• _EXERCISE OBJECTIVE_:
Pictures aside, quote the whole listing exactly.

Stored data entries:
## begin
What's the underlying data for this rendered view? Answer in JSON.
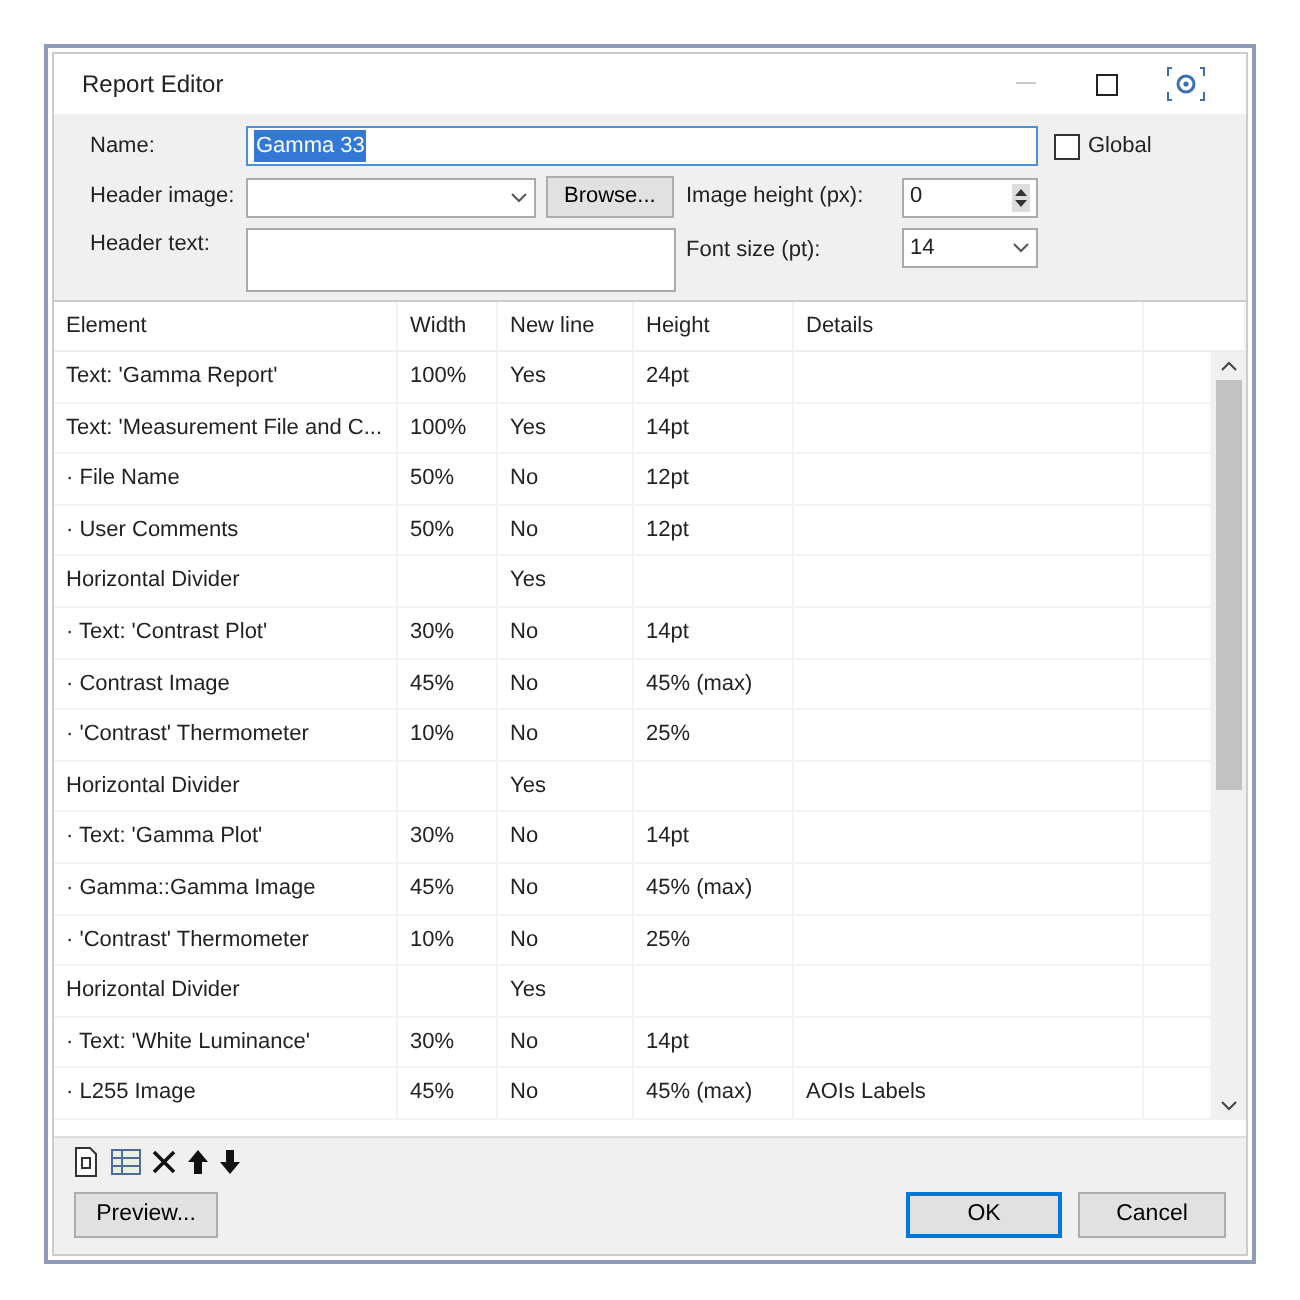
{
  "window": {
    "title": "Report Editor"
  },
  "form": {
    "name": {
      "label": "Name:",
      "value": "Gamma 33",
      "selected": true
    },
    "global": {
      "label": "Global",
      "checked": false
    },
    "header_image": {
      "label": "Header image:"
    },
    "browse": "Browse...",
    "image_height": {
      "label": "Image height (px):",
      "value": "0"
    },
    "header_text": {
      "label": "Header text:"
    },
    "font_size": {
      "label": "Font size (pt):",
      "value": "14"
    }
  },
  "table": {
    "columns": [
      "Element",
      "Width",
      "New line",
      "Height",
      "Details"
    ],
    "rows": [
      [
        "Text: 'Gamma Report'",
        "100%",
        "Yes",
        "24pt",
        ""
      ],
      [
        "Text: 'Measurement File and C...",
        "100%",
        "Yes",
        "14pt",
        ""
      ],
      [
        "· File Name",
        "50%",
        "No",
        "12pt",
        ""
      ],
      [
        "· User Comments",
        "50%",
        "No",
        "12pt",
        ""
      ],
      [
        "Horizontal Divider",
        "",
        "Yes",
        "",
        ""
      ],
      [
        "· Text: 'Contrast Plot'",
        "30%",
        "No",
        "14pt",
        ""
      ],
      [
        "· Contrast Image",
        "45%",
        "No",
        "45% (max)",
        ""
      ],
      [
        "· 'Contrast' Thermometer",
        "10%",
        "No",
        "25%",
        ""
      ],
      [
        "Horizontal Divider",
        "",
        "Yes",
        "",
        ""
      ],
      [
        "· Text: 'Gamma Plot'",
        "30%",
        "No",
        "14pt",
        ""
      ],
      [
        "· Gamma::Gamma Image",
        "45%",
        "No",
        "45% (max)",
        ""
      ],
      [
        "· 'Contrast' Thermometer",
        "10%",
        "No",
        "25%",
        ""
      ],
      [
        "Horizontal Divider",
        "",
        "Yes",
        "",
        ""
      ],
      [
        "· Text: 'White Luminance'",
        "30%",
        "No",
        "14pt",
        ""
      ],
      [
        "· L255 Image",
        "45%",
        "No",
        "45% (max)",
        "AOIs Labels"
      ]
    ]
  },
  "buttons": [
    {
      "label": "Preview...",
      "default": false
    },
    {
      "label": "OK",
      "default": true
    },
    {
      "label": "Cancel",
      "default": false
    }
  ]
}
## end
• _OUTPUT OF THE EXERCISE_:
What's the underlying data for this rendered view? Answer in JSON.
{
  "window": {
    "title": "Report Editor"
  },
  "form": {
    "name": {
      "label": "Name:",
      "value": "Gamma 33",
      "selected": true
    },
    "global": {
      "label": "Global",
      "checked": false
    },
    "header_image": {
      "label": "Header image:"
    },
    "browse": "Browse...",
    "image_height": {
      "label": "Image height (px):",
      "value": "0"
    },
    "header_text": {
      "label": "Header text:"
    },
    "font_size": {
      "label": "Font size (pt):",
      "value": "14"
    }
  },
  "table": {
    "columns": [
      "Element",
      "Width",
      "New line",
      "Height",
      "Details"
    ],
    "rows": [
      [
        "Text: 'Gamma Report'",
        "100%",
        "Yes",
        "24pt",
        ""
      ],
      [
        "Text: 'Measurement File and C...",
        "100%",
        "Yes",
        "14pt",
        ""
      ],
      [
        "· File Name",
        "50%",
        "No",
        "12pt",
        ""
      ],
      [
        "· User Comments",
        "50%",
        "No",
        "12pt",
        ""
      ],
      [
        "Horizontal Divider",
        "",
        "Yes",
        "",
        ""
      ],
      [
        "· Text: 'Contrast Plot'",
        "30%",
        "No",
        "14pt",
        ""
      ],
      [
        "· Contrast Image",
        "45%",
        "No",
        "45% (max)",
        ""
      ],
      [
        "· 'Contrast' Thermometer",
        "10%",
        "No",
        "25%",
        ""
      ],
      [
        "Horizontal Divider",
        "",
        "Yes",
        "",
        ""
      ],
      [
        "· Text: 'Gamma Plot'",
        "30%",
        "No",
        "14pt",
        ""
      ],
      [
        "· Gamma::Gamma Image",
        "45%",
        "No",
        "45% (max)",
        ""
      ],
      [
        "· 'Contrast' Thermometer",
        "10%",
        "No",
        "25%",
        ""
      ],
      [
        "Horizontal Divider",
        "",
        "Yes",
        "",
        ""
      ],
      [
        "· Text: 'White Luminance'",
        "30%",
        "No",
        "14pt",
        ""
      ],
      [
        "· L255 Image",
        "45%",
        "No",
        "45% (max)",
        "AOIs Labels"
      ]
    ]
  },
  "buttons": [
    {
      "label": "Preview...",
      "default": false
    },
    {
      "label": "OK",
      "default": true
    },
    {
      "label": "Cancel",
      "default": false
    }
  ]
}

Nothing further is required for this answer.